# Requirements
Give every line again exactly as it appears, please, but not the pictures.

── Dataset entries ──

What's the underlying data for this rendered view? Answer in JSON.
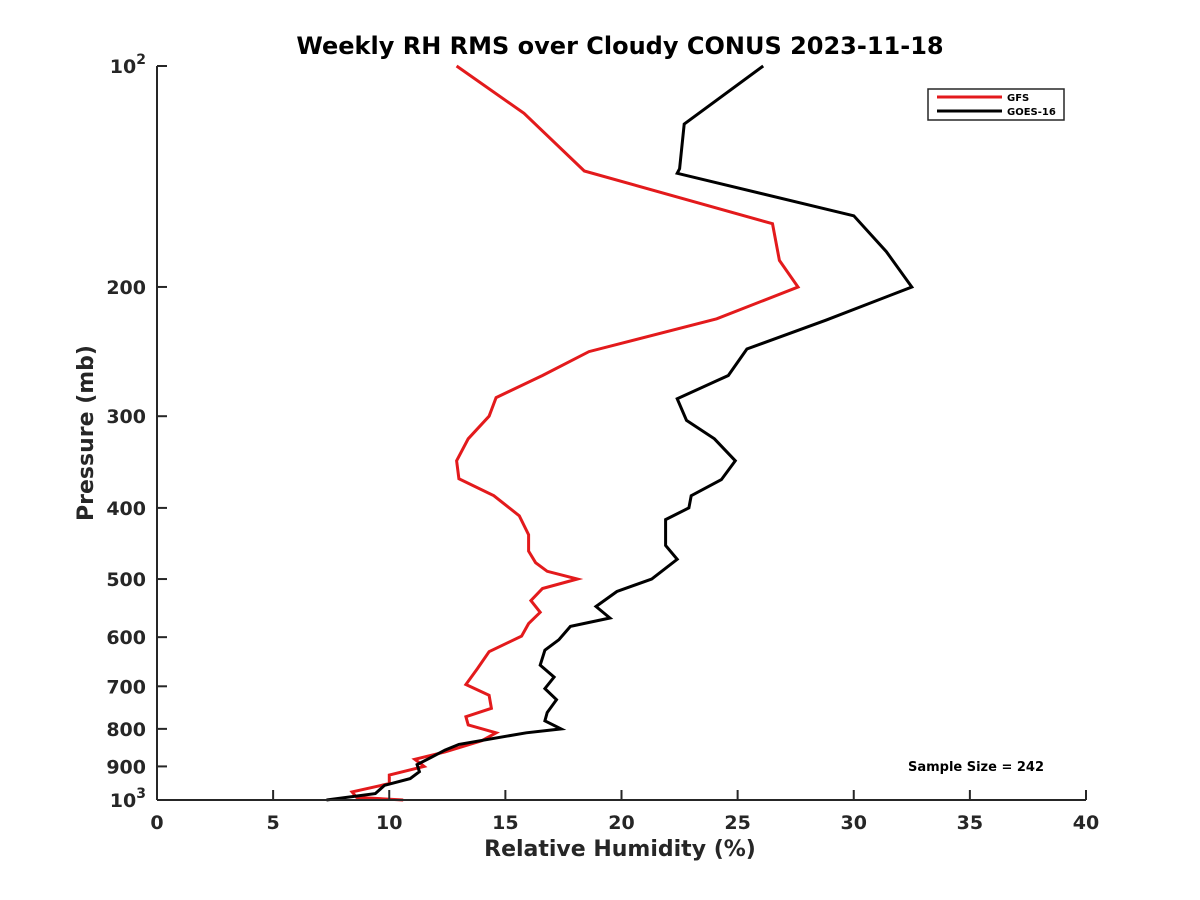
{
  "chart_data": {
    "type": "line",
    "title": "Weekly RH RMS over Cloudy CONUS 2023-11-18",
    "xlabel": "Relative Humidity (%)",
    "ylabel": "Pressure (mb)",
    "xlim": [
      0,
      40
    ],
    "ylim": [
      100,
      1000
    ],
    "y_scale": "log",
    "y_reversed": true,
    "grid": false,
    "legend_position": "top-right",
    "x_ticks": [
      0,
      5,
      10,
      15,
      20,
      25,
      30,
      35,
      40
    ],
    "x_tick_labels": [
      "0",
      "5",
      "10",
      "15",
      "20",
      "25",
      "30",
      "35",
      "40"
    ],
    "y_ticks": [
      100,
      200,
      300,
      400,
      500,
      600,
      700,
      800,
      900,
      1000
    ],
    "y_tick_labels": [
      {
        "base": "10",
        "exp": "2"
      },
      {
        "base": "200",
        "exp": ""
      },
      {
        "base": "300",
        "exp": ""
      },
      {
        "base": "400",
        "exp": ""
      },
      {
        "base": "500",
        "exp": ""
      },
      {
        "base": "600",
        "exp": ""
      },
      {
        "base": "700",
        "exp": ""
      },
      {
        "base": "800",
        "exp": ""
      },
      {
        "base": "900",
        "exp": ""
      },
      {
        "base": "10",
        "exp": "3"
      }
    ],
    "annotation": "Sample Size = 242",
    "series": [
      {
        "name": "GFS",
        "color": "#e31a1c",
        "x": [
          12.9,
          15.8,
          18.4,
          26.5,
          26.8,
          27.6,
          24.1,
          18.6,
          16.6,
          14.6,
          14.3,
          13.4,
          12.9,
          13.0,
          14.5,
          15.6,
          16.0,
          16.0,
          16.3,
          16.8,
          18.1,
          16.6,
          16.1,
          16.5,
          16.0,
          15.7,
          14.3,
          13.8,
          13.3,
          14.3,
          14.4,
          13.3,
          13.4,
          14.6,
          14.0,
          12.4,
          11.1,
          11.5,
          10.0,
          10.0,
          8.4,
          8.6,
          10.6
        ],
        "y": [
          100,
          116,
          139,
          164,
          184,
          200,
          221,
          245,
          264,
          283,
          300,
          322,
          345,
          365,
          385,
          410,
          435,
          458,
          475,
          488,
          500,
          515,
          535,
          555,
          575,
          598,
          628,
          662,
          696,
          720,
          750,
          770,
          790,
          810,
          830,
          860,
          880,
          900,
          925,
          950,
          975,
          992,
          1000
        ]
      },
      {
        "name": "GOES-16",
        "color": "#000000",
        "x": [
          26.1,
          22.7,
          22.5,
          22.4,
          30.0,
          31.4,
          32.5,
          28.8,
          25.4,
          24.6,
          22.4,
          22.8,
          24.0,
          24.9,
          24.3,
          23.0,
          22.9,
          21.9,
          21.9,
          22.4,
          21.3,
          19.8,
          18.9,
          19.5,
          17.8,
          17.3,
          16.7,
          16.5,
          17.1,
          16.7,
          17.2,
          16.8,
          16.7,
          17.4,
          15.9,
          13.0,
          12.4,
          11.8,
          11.2,
          11.3,
          10.9,
          9.8,
          9.4,
          7.3
        ],
        "y": [
          100,
          120,
          138,
          140,
          160,
          179,
          200,
          222,
          243,
          264,
          284,
          304,
          322,
          345,
          366,
          385,
          400,
          415,
          450,
          470,
          500,
          520,
          545,
          565,
          580,
          605,
          625,
          655,
          680,
          705,
          730,
          760,
          780,
          800,
          810,
          840,
          855,
          875,
          895,
          915,
          935,
          955,
          980,
          1000
        ]
      }
    ]
  }
}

───

# Exercise output
What's the underlying data for this rendered view? Answer in JSON.
{
  "chart_data": {
    "type": "line",
    "title": "Weekly RH RMS over Cloudy CONUS 2023-11-18",
    "xlabel": "Relative Humidity (%)",
    "ylabel": "Pressure (mb)",
    "xlim": [
      0,
      40
    ],
    "ylim": [
      100,
      1000
    ],
    "y_scale": "log",
    "y_reversed": true,
    "grid": false,
    "legend_position": "top-right",
    "x_ticks": [
      0,
      5,
      10,
      15,
      20,
      25,
      30,
      35,
      40
    ],
    "x_tick_labels": [
      "0",
      "5",
      "10",
      "15",
      "20",
      "25",
      "30",
      "35",
      "40"
    ],
    "y_ticks": [
      100,
      200,
      300,
      400,
      500,
      600,
      700,
      800,
      900,
      1000
    ],
    "y_tick_labels": [
      {
        "base": "10",
        "exp": "2"
      },
      {
        "base": "200",
        "exp": ""
      },
      {
        "base": "300",
        "exp": ""
      },
      {
        "base": "400",
        "exp": ""
      },
      {
        "base": "500",
        "exp": ""
      },
      {
        "base": "600",
        "exp": ""
      },
      {
        "base": "700",
        "exp": ""
      },
      {
        "base": "800",
        "exp": ""
      },
      {
        "base": "900",
        "exp": ""
      },
      {
        "base": "10",
        "exp": "3"
      }
    ],
    "annotation": "Sample Size = 242",
    "series": [
      {
        "name": "GFS",
        "color": "#e31a1c",
        "x": [
          12.9,
          15.8,
          18.4,
          26.5,
          26.8,
          27.6,
          24.1,
          18.6,
          16.6,
          14.6,
          14.3,
          13.4,
          12.9,
          13.0,
          14.5,
          15.6,
          16.0,
          16.0,
          16.3,
          16.8,
          18.1,
          16.6,
          16.1,
          16.5,
          16.0,
          15.7,
          14.3,
          13.8,
          13.3,
          14.3,
          14.4,
          13.3,
          13.4,
          14.6,
          14.0,
          12.4,
          11.1,
          11.5,
          10.0,
          10.0,
          8.4,
          8.6,
          10.6
        ],
        "y": [
          100,
          116,
          139,
          164,
          184,
          200,
          221,
          245,
          264,
          283,
          300,
          322,
          345,
          365,
          385,
          410,
          435,
          458,
          475,
          488,
          500,
          515,
          535,
          555,
          575,
          598,
          628,
          662,
          696,
          720,
          750,
          770,
          790,
          810,
          830,
          860,
          880,
          900,
          925,
          950,
          975,
          992,
          1000
        ]
      },
      {
        "name": "GOES-16",
        "color": "#000000",
        "x": [
          26.1,
          22.7,
          22.5,
          22.4,
          30.0,
          31.4,
          32.5,
          28.8,
          25.4,
          24.6,
          22.4,
          22.8,
          24.0,
          24.9,
          24.3,
          23.0,
          22.9,
          21.9,
          21.9,
          22.4,
          21.3,
          19.8,
          18.9,
          19.5,
          17.8,
          17.3,
          16.7,
          16.5,
          17.1,
          16.7,
          17.2,
          16.8,
          16.7,
          17.4,
          15.9,
          13.0,
          12.4,
          11.8,
          11.2,
          11.3,
          10.9,
          9.8,
          9.4,
          7.3
        ],
        "y": [
          100,
          120,
          138,
          140,
          160,
          179,
          200,
          222,
          243,
          264,
          284,
          304,
          322,
          345,
          366,
          385,
          400,
          415,
          450,
          470,
          500,
          520,
          545,
          565,
          580,
          605,
          625,
          655,
          680,
          705,
          730,
          760,
          780,
          800,
          810,
          840,
          855,
          875,
          895,
          915,
          935,
          955,
          980,
          1000
        ]
      }
    ]
  }
}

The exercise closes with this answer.